• WORK TO DO:
Restate the entries below verbatim.

• Entries taken from a collection:

»»

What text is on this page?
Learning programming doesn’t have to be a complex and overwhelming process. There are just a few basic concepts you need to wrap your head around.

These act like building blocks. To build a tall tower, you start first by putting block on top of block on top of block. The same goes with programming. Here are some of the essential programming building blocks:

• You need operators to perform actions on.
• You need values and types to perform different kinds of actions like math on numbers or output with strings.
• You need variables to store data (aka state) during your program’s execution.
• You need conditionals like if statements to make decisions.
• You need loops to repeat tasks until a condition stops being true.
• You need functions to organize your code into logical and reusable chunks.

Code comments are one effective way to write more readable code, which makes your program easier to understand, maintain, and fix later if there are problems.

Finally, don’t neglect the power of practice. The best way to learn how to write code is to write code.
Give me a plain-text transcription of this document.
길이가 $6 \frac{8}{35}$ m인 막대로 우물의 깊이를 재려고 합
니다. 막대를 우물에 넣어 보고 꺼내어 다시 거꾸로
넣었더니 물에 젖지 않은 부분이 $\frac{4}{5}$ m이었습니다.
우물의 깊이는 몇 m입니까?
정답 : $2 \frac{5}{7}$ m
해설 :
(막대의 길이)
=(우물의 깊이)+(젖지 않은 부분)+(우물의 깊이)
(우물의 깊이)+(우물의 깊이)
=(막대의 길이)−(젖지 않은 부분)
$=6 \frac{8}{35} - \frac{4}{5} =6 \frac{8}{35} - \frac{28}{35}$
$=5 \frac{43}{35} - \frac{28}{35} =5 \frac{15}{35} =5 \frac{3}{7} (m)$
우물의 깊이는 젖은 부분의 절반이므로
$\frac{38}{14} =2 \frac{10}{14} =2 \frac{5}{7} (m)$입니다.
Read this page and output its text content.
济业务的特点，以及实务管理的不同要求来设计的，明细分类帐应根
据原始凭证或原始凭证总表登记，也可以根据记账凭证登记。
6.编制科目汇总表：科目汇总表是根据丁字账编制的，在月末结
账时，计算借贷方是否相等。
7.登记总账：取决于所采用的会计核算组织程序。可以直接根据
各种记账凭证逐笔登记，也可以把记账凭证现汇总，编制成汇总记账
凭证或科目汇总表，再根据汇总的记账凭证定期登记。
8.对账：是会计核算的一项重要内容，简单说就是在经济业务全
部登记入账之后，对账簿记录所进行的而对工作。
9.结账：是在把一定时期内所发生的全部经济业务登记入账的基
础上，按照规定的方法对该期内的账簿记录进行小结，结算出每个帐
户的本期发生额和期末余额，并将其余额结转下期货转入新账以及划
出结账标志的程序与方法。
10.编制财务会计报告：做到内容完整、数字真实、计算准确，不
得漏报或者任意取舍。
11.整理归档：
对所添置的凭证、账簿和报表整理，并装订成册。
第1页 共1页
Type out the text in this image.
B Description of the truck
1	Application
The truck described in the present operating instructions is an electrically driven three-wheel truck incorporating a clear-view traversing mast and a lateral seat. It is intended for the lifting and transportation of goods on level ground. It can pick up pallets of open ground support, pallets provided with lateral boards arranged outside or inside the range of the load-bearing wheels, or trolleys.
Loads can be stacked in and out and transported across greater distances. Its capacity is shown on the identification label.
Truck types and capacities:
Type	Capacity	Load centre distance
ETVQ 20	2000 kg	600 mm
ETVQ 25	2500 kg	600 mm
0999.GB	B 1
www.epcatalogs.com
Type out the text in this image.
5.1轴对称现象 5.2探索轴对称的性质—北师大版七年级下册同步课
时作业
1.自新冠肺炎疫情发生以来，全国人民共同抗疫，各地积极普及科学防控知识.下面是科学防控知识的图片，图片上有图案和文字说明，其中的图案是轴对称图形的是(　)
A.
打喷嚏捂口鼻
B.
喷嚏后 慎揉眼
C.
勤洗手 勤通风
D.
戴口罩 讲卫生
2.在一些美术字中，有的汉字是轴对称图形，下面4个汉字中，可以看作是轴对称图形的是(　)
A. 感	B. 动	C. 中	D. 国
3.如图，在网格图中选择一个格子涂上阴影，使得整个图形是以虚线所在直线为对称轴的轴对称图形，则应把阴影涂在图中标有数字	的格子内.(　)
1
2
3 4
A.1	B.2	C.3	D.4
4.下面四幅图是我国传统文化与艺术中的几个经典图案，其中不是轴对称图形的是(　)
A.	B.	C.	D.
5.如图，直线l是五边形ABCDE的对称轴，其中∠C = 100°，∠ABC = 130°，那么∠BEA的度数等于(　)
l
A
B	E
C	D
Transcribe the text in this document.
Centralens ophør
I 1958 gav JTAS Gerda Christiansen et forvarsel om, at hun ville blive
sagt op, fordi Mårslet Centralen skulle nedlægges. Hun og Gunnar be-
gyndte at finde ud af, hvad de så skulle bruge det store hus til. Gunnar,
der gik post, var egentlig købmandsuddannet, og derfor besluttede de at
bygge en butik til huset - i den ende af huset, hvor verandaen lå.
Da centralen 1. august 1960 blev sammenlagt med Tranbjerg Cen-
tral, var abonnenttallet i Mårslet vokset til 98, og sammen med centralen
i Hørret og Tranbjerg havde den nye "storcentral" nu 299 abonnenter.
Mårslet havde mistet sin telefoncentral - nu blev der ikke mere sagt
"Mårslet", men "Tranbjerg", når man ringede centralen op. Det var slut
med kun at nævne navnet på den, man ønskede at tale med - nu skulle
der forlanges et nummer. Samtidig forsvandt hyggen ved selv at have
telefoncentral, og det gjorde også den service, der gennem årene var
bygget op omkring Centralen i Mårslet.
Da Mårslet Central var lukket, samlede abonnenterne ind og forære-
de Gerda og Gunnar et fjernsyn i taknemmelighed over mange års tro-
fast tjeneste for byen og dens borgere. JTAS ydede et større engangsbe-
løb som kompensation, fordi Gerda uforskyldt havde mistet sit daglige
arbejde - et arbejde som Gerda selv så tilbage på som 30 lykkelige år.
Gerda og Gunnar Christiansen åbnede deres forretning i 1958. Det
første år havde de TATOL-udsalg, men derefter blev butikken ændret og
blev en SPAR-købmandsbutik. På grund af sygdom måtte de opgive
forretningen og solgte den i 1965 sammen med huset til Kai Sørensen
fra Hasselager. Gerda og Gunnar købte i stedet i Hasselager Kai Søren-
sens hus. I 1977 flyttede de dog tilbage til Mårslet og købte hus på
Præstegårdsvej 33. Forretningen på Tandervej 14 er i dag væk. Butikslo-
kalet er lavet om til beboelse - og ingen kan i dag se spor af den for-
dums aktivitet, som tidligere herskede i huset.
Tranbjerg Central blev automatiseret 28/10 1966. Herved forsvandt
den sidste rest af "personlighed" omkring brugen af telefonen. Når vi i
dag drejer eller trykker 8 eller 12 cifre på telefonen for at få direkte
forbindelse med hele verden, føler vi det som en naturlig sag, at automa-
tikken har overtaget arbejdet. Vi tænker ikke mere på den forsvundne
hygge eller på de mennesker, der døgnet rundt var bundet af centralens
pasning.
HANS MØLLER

««

• RESULT OF THIS EXERCISE:
What text is on this page?
Learning programming doesn’t have to be a complex and overwhelming process. There are just a few basic concepts you need to wrap your head around.

These act like building blocks. To build a tall tower, you start first by putting block on top of block on top of block. The same goes with programming. Here are some of the essential programming building blocks:

• You need operators to perform actions on.
• You need values and types to perform different kinds of actions like math on numbers or output with strings.
• You need variables to store data (aka state) during your program’s execution.
• You need conditionals like if statements to make decisions.
• You need loops to repeat tasks until a condition stops being true.
• You need functions to organize your code into logical and reusable chunks.

Code comments are one effective way to write more readable code, which makes your program easier to understand, maintain, and fix later if there are problems.

Finally, don’t neglect the power of practice. The best way to learn how to write code is to write code.
Give me a plain-text transcription of this document.
길이가 $6 \frac{8}{35}$ m인 막대로 우물의 깊이를 재려고 합
니다. 막대를 우물에 넣어 보고 꺼내어 다시 거꾸로
넣었더니 물에 젖지 않은 부분이 $\frac{4}{5}$ m이었습니다.
우물의 깊이는 몇 m입니까?
정답 : $2 \frac{5}{7}$ m
해설 :
(막대의 길이)
=(우물의 깊이)+(젖지 않은 부분)+(우물의 깊이)
(우물의 깊이)+(우물의 깊이)
=(막대의 길이)−(젖지 않은 부분)
$=6 \frac{8}{35} - \frac{4}{5} =6 \frac{8}{35} - \frac{28}{35}$
$=5 \frac{43}{35} - \frac{28}{35} =5 \frac{15}{35} =5 \frac{3}{7} (m)$
우물의 깊이는 젖은 부분의 절반이므로
$\frac{38}{14} =2 \frac{10}{14} =2 \frac{5}{7} (m)$입니다.
Read this page and output its text content.
济业务的特点，以及实务管理的不同要求来设计的，明细分类帐应根
据原始凭证或原始凭证总表登记，也可以根据记账凭证登记。
6.编制科目汇总表：科目汇总表是根据丁字账编制的，在月末结
账时，计算借贷方是否相等。
7.登记总账：取决于所采用的会计核算组织程序。可以直接根据
各种记账凭证逐笔登记，也可以把记账凭证现汇总，编制成汇总记账
凭证或科目汇总表，再根据汇总的记账凭证定期登记。
8.对账：是会计核算的一项重要内容，简单说就是在经济业务全
部登记入账之后，对账簿记录所进行的而对工作。
9.结账：是在把一定时期内所发生的全部经济业务登记入账的基
础上，按照规定的方法对该期内的账簿记录进行小结，结算出每个帐
户的本期发生额和期末余额，并将其余额结转下期货转入新账以及划
出结账标志的程序与方法。
10.编制财务会计报告：做到内容完整、数字真实、计算准确，不
得漏报或者任意取舍。
11.整理归档：
对所添置的凭证、账簿和报表整理，并装订成册。
第1页 共1页
Type out the text in this image.
B Description of the truck
1	Application
The truck described in the present operating instructions is an electrically driven three-wheel truck incorporating a clear-view traversing mast and a lateral seat. It is intended for the lifting and transportation of goods on level ground. It can pick up pallets of open ground support, pallets provided with lateral boards arranged outside or inside the range of the load-bearing wheels, or trolleys.
Loads can be stacked in and out and transported across greater distances. Its capacity is shown on the identification label.
Truck types and capacities:
Type	Capacity	Load centre distance
ETVQ 20	2000 kg	600 mm
ETVQ 25	2500 kg	600 mm
0999.GB	B 1
www.epcatalogs.com
Type out the text in this image.
5.1轴对称现象 5.2探索轴对称的性质—北师大版七年级下册同步课
时作业
1.自新冠肺炎疫情发生以来，全国人民共同抗疫，各地积极普及科学防控知识.下面是科学防控知识的图片，图片上有图案和文字说明，其中的图案是轴对称图形的是(　)
A.
打喷嚏捂口鼻
B.
喷嚏后 慎揉眼
C.
勤洗手 勤通风
D.
戴口罩 讲卫生
2.在一些美术字中，有的汉字是轴对称图形，下面4个汉字中，可以看作是轴对称图形的是(　)
A. 感	B. 动	C. 中	D. 国
3.如图，在网格图中选择一个格子涂上阴影，使得整个图形是以虚线所在直线为对称轴的轴对称图形，则应把阴影涂在图中标有数字	的格子内.(　)
1
2
3 4
A.1	B.2	C.3	D.4
4.下面四幅图是我国传统文化与艺术中的几个经典图案，其中不是轴对称图形的是(　)
A.	B.	C.	D.
5.如图，直线l是五边形ABCDE的对称轴，其中∠C = 100°，∠ABC = 130°，那么∠BEA的度数等于(　)
l
A
B	E
C	D
Transcribe the text in this document.
Centralens ophør
I 1958 gav JTAS Gerda Christiansen et forvarsel om, at hun ville blive
sagt op, fordi Mårslet Centralen skulle nedlægges. Hun og Gunnar be-
gyndte at finde ud af, hvad de så skulle bruge det store hus til. Gunnar,
der gik post, var egentlig købmandsuddannet, og derfor besluttede de at
bygge en butik til huset - i den ende af huset, hvor verandaen lå.
Da centralen 1. august 1960 blev sammenlagt med Tranbjerg Cen-
tral, var abonnenttallet i Mårslet vokset til 98, og sammen med centralen
i Hørret og Tranbjerg havde den nye "storcentral" nu 299 abonnenter.
Mårslet havde mistet sin telefoncentral - nu blev der ikke mere sagt
"Mårslet", men "Tranbjerg", når man ringede centralen op. Det var slut
med kun at nævne navnet på den, man ønskede at tale med - nu skulle
der forlanges et nummer. Samtidig forsvandt hyggen ved selv at have
telefoncentral, og det gjorde også den service, der gennem årene var
bygget op omkring Centralen i Mårslet.
Da Mårslet Central var lukket, samlede abonnenterne ind og forære-
de Gerda og Gunnar et fjernsyn i taknemmelighed over mange års tro-
fast tjeneste for byen og dens borgere. JTAS ydede et større engangsbe-
løb som kompensation, fordi Gerda uforskyldt havde mistet sit daglige
arbejde - et arbejde som Gerda selv så tilbage på som 30 lykkelige år.
Gerda og Gunnar Christiansen åbnede deres forretning i 1958. Det
første år havde de TATOL-udsalg, men derefter blev butikken ændret og
blev en SPAR-købmandsbutik. På grund af sygdom måtte de opgive
forretningen og solgte den i 1965 sammen med huset til Kai Sørensen
fra Hasselager. Gerda og Gunnar købte i stedet i Hasselager Kai Søren-
sens hus. I 1977 flyttede de dog tilbage til Mårslet og købte hus på
Præstegårdsvej 33. Forretningen på Tandervej 14 er i dag væk. Butikslo-
kalet er lavet om til beboelse - og ingen kan i dag se spor af den for-
dums aktivitet, som tidligere herskede i huset.
Tranbjerg Central blev automatiseret 28/10 1966. Herved forsvandt
den sidste rest af "personlighed" omkring brugen af telefonen. Når vi i
dag drejer eller trykker 8 eller 12 cifre på telefonen for at få direkte
forbindelse med hele verden, føler vi det som en naturlig sag, at automa-
tikken har overtaget arbejdet. Vi tænker ikke mere på den forsvundne
hygge eller på de mennesker, der døgnet rundt var bundet af centralens
pasning.
HANS MØLLER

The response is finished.